(Data records)
+---+

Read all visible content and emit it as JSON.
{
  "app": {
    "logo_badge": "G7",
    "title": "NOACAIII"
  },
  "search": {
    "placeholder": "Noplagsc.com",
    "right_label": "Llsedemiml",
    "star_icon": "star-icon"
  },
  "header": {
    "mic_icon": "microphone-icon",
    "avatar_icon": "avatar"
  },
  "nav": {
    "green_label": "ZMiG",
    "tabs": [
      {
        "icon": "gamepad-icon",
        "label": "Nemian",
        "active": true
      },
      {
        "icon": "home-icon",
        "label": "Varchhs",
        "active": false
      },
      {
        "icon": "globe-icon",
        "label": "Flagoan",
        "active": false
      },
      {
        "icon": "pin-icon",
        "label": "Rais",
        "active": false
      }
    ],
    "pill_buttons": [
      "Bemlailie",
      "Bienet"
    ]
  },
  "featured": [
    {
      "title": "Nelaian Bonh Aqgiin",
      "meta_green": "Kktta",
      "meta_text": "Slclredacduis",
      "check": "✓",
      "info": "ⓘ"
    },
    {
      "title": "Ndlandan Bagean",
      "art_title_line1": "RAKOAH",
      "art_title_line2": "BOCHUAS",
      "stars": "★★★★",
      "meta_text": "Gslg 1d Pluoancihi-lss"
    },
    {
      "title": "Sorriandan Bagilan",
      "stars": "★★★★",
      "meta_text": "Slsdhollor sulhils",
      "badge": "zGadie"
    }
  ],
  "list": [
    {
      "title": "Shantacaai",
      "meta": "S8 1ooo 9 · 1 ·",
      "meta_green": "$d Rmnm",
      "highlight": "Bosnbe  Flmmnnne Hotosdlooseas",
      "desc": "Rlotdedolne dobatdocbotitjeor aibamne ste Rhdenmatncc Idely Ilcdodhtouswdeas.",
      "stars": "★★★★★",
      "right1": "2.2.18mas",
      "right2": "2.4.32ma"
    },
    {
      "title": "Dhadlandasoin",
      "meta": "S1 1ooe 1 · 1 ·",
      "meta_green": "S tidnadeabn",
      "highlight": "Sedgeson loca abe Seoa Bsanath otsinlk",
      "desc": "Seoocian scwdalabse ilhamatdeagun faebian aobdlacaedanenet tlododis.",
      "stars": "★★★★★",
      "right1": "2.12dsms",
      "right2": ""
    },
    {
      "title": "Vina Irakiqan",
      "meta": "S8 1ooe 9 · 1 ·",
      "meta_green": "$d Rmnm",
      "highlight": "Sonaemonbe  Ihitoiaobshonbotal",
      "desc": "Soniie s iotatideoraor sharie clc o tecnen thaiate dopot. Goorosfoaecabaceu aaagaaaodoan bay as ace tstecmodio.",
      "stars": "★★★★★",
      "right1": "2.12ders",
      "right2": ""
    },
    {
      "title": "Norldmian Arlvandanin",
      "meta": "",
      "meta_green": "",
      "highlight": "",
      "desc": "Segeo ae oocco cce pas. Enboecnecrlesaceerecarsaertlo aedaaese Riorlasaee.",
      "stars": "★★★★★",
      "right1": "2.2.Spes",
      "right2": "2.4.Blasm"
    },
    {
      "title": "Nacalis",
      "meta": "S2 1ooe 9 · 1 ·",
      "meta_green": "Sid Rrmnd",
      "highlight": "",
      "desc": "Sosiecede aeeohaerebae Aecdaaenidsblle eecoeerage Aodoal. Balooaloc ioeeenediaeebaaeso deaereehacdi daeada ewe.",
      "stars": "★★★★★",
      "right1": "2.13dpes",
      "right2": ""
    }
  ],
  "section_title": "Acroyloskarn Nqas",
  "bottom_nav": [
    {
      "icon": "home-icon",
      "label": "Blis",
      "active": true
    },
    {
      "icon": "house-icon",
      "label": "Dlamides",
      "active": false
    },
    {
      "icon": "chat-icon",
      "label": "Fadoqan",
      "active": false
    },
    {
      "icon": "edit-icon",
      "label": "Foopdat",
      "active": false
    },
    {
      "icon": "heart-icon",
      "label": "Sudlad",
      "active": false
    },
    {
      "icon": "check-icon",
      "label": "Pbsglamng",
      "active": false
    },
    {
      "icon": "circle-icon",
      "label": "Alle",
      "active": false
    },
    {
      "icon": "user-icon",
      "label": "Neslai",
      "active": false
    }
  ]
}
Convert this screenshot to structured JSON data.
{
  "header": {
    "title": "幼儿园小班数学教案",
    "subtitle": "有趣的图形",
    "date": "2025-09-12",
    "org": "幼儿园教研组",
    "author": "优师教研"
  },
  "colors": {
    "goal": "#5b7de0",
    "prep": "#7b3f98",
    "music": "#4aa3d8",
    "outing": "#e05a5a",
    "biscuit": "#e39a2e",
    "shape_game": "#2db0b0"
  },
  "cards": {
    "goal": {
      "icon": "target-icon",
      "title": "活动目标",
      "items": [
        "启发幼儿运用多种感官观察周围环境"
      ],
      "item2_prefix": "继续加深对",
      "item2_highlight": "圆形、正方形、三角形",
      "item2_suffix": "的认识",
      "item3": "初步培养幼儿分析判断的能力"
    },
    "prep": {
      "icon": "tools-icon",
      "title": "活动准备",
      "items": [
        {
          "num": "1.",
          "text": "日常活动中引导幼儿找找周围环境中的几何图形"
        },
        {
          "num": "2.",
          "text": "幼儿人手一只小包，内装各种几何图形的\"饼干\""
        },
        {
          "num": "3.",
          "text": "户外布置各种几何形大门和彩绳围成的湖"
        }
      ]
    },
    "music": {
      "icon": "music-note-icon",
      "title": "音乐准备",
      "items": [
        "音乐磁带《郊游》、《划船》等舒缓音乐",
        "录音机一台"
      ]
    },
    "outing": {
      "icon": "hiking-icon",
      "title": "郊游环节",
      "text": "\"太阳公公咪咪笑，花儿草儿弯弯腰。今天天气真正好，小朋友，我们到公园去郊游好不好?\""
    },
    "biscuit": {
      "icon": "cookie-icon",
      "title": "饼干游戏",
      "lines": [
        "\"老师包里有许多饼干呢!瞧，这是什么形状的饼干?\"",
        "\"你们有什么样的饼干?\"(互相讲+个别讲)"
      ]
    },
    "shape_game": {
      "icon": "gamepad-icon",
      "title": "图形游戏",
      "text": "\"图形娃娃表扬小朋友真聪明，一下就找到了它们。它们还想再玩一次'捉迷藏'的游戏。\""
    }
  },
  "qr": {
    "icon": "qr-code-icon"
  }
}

+---+

[Aim of the exercise]
Copy every line of the entries above in which "gamepad" occurs.

[Exercise result]
        "icon": "gamepad-icon",
      "icon": "gamepad-icon",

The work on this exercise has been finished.